_What to produce:_ Below are the records; locate each line with the word "在今后的学习中" and copy it.
─── The data
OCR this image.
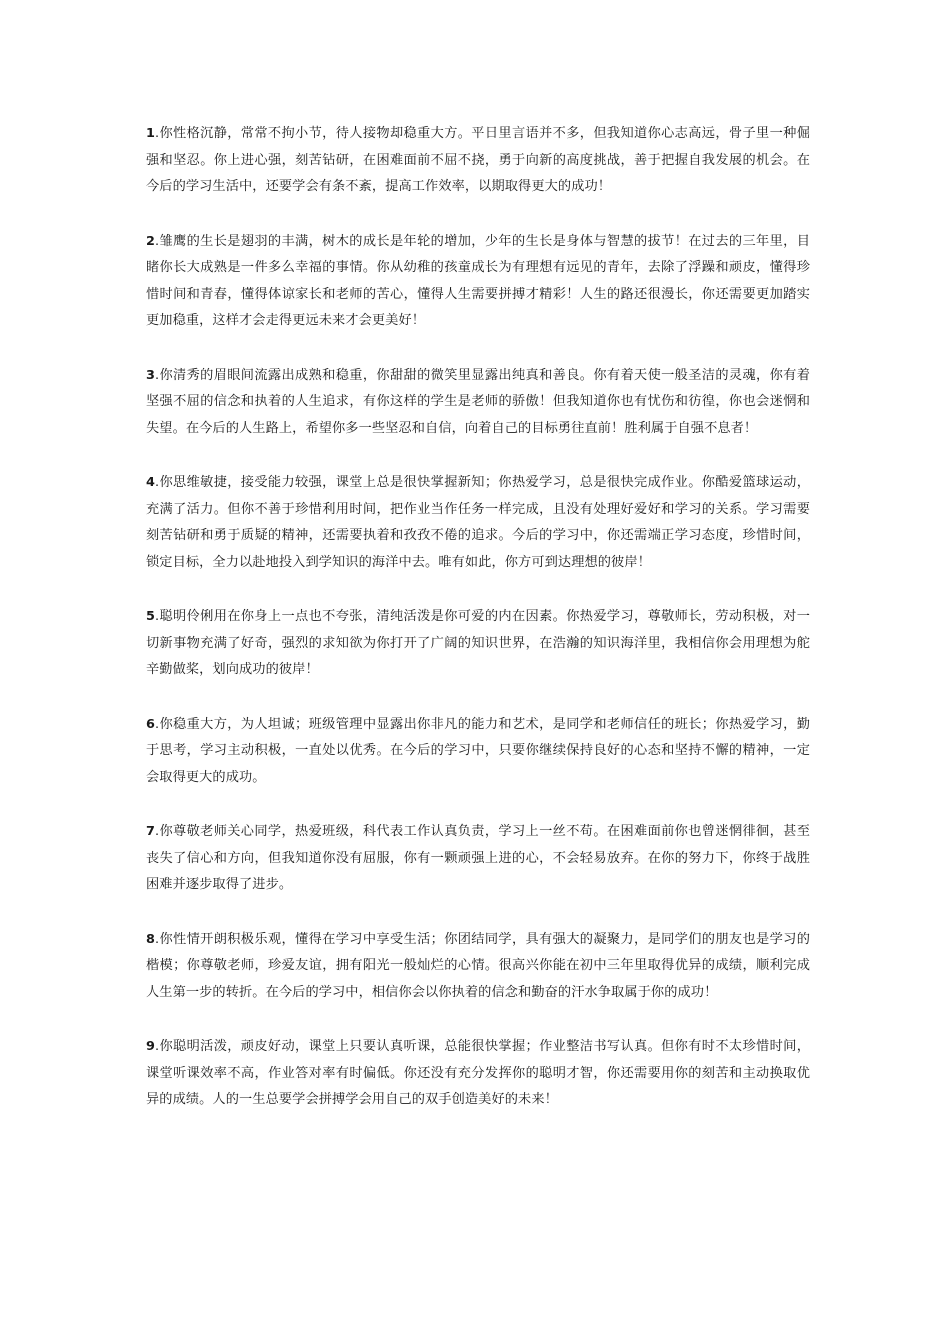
1.你性格沉静，常常不拘小节，待人接物却稳重大方。平日里言语并不多，但我知道你心志高远，骨子里一种倔强和坚忍。你上进心强，刻苦钻研，在困难面前不屈不挠，勇于向新的高度挑战，善于把握自我发展的机会。在今后的学习生活中，还要学会有条不紊，提高工作效率，以期取得更大的成功！

2.雏鹰的生长是翅羽的丰满，树木的成长是年轮的增加，少年的生长是身体与智慧的拔节！在过去的三年里，目睹你长大成熟是一件多么幸福的事情。你从幼稚的孩童成长为有理想有远见的青年，去除了浮躁和顽皮，懂得珍惜时间和青春，懂得体谅家长和老师的苦心，懂得人生需要拼搏才精彩！人生的路还很漫长，你还需要更加踏实更加稳重，这样才会走得更远未来才会更美好！

3.你清秀的眉眼间流露出成熟和稳重，你甜甜的微笑里显露出纯真和善良。你有着天使一般圣洁的灵魂，你有着坚强不屈的信念和执着的人生追求，有你这样的学生是老师的骄傲！但我知道你也有忧伤和彷徨，你也会迷惘和失望。在今后的人生路上，希望你多一些坚忍和自信，向着自己的目标勇往直前！胜利属于自强不息者！

4.你思维敏捷，接受能力较强，课堂上总是很快掌握新知；你热爱学习，总是很快完成作业。你酷爱篮球运动，充满了活力。但你不善于珍惜利用时间，把作业当作任务一样完成，且没有处理好爱好和学习的关系。学习需要刻苦钻研和勇于质疑的精神，还需要执着和孜孜不倦的追求。今后的学习中，你还需端正学习态度，珍惜时间，锁定目标，全力以赴地投入到学知识的海洋中去。唯有如此，你方可到达理想的彼岸！

5.聪明伶俐用在你身上一点也不夸张，清纯活泼是你可爱的内在因素。你热爱学习，尊敬师长，劳动积极，对一切新事物充满了好奇，强烈的求知欲为你打开了广阔的知识世界，在浩瀚的知识海洋里，我相信你会用理想为舵辛勤做桨，划向成功的彼岸！

6.你稳重大方，为人坦诚；班级管理中显露出你非凡的能力和艺术，是同学和老师信任的班长；你热爱学习，勤于思考，学习主动积极，一直处以优秀。在今后的学习中，只要你继续保持良好的心态和坚持不懈的精神，一定会取得更大的成功。

7.你尊敬老师关心同学，热爱班级，科代表工作认真负责，学习上一丝不苟。在困难面前你也曾迷惘徘徊，甚至丧失了信心和方向，但我知道你没有屈服，你有一颗顽强上进的心，不会轻易放弃。在你的努力下，你终于战胜困难并逐步取得了进步。

8.你性情开朗积极乐观，懂得在学习中享受生活；你团结同学，具有强大的凝聚力，是同学们的朋友也是学习的楷模；你尊敬老师，珍爱友谊，拥有阳光一般灿烂的心情。很高兴你能在初中三年里取得优异的成绩，顺利完成人生第一步的转折。在今后的学习中，相信你会以你执着的信念和勤奋的汗水争取属于你的成功！

9.你聪明活泼，顽皮好动，课堂上只要认真听课，总能很快掌握；作业整洁书写认真。但你有时不太珍惜时间，课堂听课效率不高，作业答对率有时偏低。你还没有充分发挥你的聪明才智，你还需要用你的刻苦和主动换取优异的成绩。人的一生总要学会拼搏学会用自己的双手创造美好的未来！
──────
_Result of this exercise:_
6.你稳重大方，为人坦诚；班级管理中显露出你非凡的能力和艺术，是同学和老师信任的班长；你热爱学习，勤于思考，学习主动积极，一直处以优秀。在今后的学习中，只要你继续保持良好的心态和坚持不懈的精神，一定会取得更大的成功。
8.你性情开朗积极乐观，懂得在学习中享受生活；你团结同学，具有强大的凝聚力，是同学们的朋友也是学习的楷模；你尊敬老师，珍爱友谊，拥有阳光一般灿烂的心情。很高兴你能在初中三年里取得优异的成绩，顺利完成人生第一步的转折。在今后的学习中，相信你会以你执着的信念和勤奋的汗水争取属于你的成功！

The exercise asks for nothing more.